GIVEN DATA start

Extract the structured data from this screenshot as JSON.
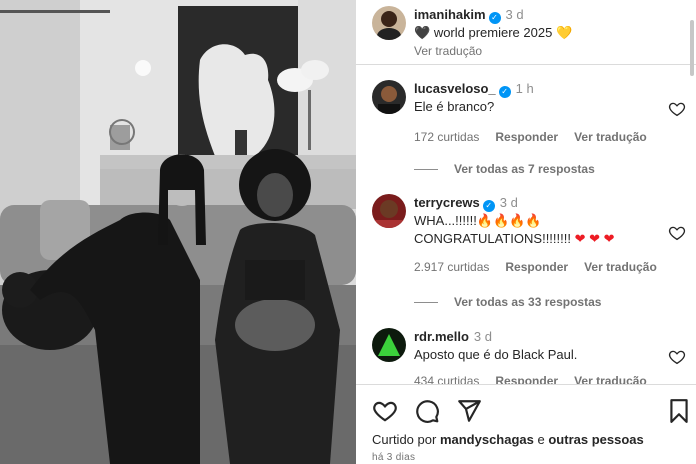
{
  "post": {
    "author": "imanihakim",
    "time": "3 d",
    "caption_prefix": "🖤",
    "caption_text": "world premiere 2025",
    "caption_suffix": "💛",
    "translate_label": "Ver tradução"
  },
  "comments": [
    {
      "username": "lucasveloso_",
      "verified": true,
      "time": "1 h",
      "text": "Ele é branco?",
      "likes": "172 curtidas",
      "reply_label": "Responder",
      "translate_label": "Ver tradução",
      "view_replies": "Ver todas as 7 respostas"
    },
    {
      "username": "terrycrews",
      "verified": true,
      "time": "3 d",
      "text_line1": "WHA...!!!!!!🔥🔥🔥🔥",
      "text_line2": "CONGRATULATIONS!!!!!!!!",
      "likes": "2.917 curtidas",
      "reply_label": "Responder",
      "translate_label": "Ver tradução",
      "view_replies": "Ver todas as 33 respostas"
    },
    {
      "username": "rdr.mello",
      "verified": false,
      "time": "3 d",
      "text": "Aposto que é do Black Paul.",
      "likes": "434 curtidas",
      "reply_label": "Responder",
      "translate_label": "Ver tradução"
    }
  ],
  "footer": {
    "liked_by_prefix": "Curtido por",
    "liked_by_user": "mandyschagas",
    "liked_by_mid": "e",
    "liked_by_others": "outras pessoas",
    "date": "há 3 dias"
  },
  "icons": {
    "like": "heart-outline-icon",
    "comment": "comment-icon",
    "share": "send-icon",
    "save": "bookmark-icon"
  },
  "colors": {
    "verified": "#0095f6",
    "text": "#262626",
    "muted": "#737373"
  }
}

GIVEN DATA end

**YOUR OBJECTIVE:**
Within the entries above, work out how many lines contain the word "likes". The number alone is the answer.

**SOLVED EXERCISE:**
3